Dataset excerpts:
▶
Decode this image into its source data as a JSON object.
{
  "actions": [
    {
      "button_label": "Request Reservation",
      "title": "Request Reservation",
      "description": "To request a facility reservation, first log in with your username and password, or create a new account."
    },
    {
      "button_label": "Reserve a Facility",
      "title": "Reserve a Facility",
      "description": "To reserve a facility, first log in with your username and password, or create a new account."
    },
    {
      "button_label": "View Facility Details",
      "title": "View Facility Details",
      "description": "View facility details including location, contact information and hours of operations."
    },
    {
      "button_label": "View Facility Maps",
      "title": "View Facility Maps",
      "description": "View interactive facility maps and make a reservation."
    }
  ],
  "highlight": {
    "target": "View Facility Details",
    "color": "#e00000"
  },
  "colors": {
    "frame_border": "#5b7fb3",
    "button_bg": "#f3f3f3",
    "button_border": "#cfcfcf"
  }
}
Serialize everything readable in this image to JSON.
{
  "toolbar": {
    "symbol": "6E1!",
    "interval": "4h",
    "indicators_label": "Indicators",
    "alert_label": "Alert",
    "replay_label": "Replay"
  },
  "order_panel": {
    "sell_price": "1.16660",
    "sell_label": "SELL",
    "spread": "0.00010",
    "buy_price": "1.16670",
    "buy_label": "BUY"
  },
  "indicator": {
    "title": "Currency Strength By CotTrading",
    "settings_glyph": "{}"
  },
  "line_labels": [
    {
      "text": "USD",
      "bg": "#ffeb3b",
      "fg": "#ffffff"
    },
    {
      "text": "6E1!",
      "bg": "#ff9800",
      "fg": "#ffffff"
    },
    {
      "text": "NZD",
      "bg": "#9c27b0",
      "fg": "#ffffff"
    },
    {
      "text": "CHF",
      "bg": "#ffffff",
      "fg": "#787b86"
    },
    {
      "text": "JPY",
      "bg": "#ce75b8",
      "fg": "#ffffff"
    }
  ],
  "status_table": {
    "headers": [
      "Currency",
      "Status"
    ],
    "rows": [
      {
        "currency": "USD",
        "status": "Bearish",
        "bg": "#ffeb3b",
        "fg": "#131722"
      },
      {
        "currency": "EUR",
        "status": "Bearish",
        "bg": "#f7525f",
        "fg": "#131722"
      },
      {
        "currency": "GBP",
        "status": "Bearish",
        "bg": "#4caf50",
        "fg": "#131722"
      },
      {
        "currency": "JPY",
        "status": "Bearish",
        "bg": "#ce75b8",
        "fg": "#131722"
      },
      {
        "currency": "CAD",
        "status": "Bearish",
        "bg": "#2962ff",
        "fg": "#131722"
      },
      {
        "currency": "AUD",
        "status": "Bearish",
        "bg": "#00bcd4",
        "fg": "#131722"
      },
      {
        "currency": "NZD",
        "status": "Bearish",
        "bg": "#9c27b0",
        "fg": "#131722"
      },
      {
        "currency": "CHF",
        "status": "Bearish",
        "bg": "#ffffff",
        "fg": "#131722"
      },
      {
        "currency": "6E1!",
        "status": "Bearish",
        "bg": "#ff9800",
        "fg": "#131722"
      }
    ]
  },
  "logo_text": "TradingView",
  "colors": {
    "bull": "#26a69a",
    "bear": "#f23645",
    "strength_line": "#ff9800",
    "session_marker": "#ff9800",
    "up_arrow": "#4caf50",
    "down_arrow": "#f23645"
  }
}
◀
### EXERCISE PROMPT
Every line of the records that includes the word "your" should be gathered.

### WRITTEN SOLUTION
      "description": "To request a facility reservation, first log in with your username and password, or create a new account."
      "description": "To reserve a facility, first log in with your username and password, or create a new account."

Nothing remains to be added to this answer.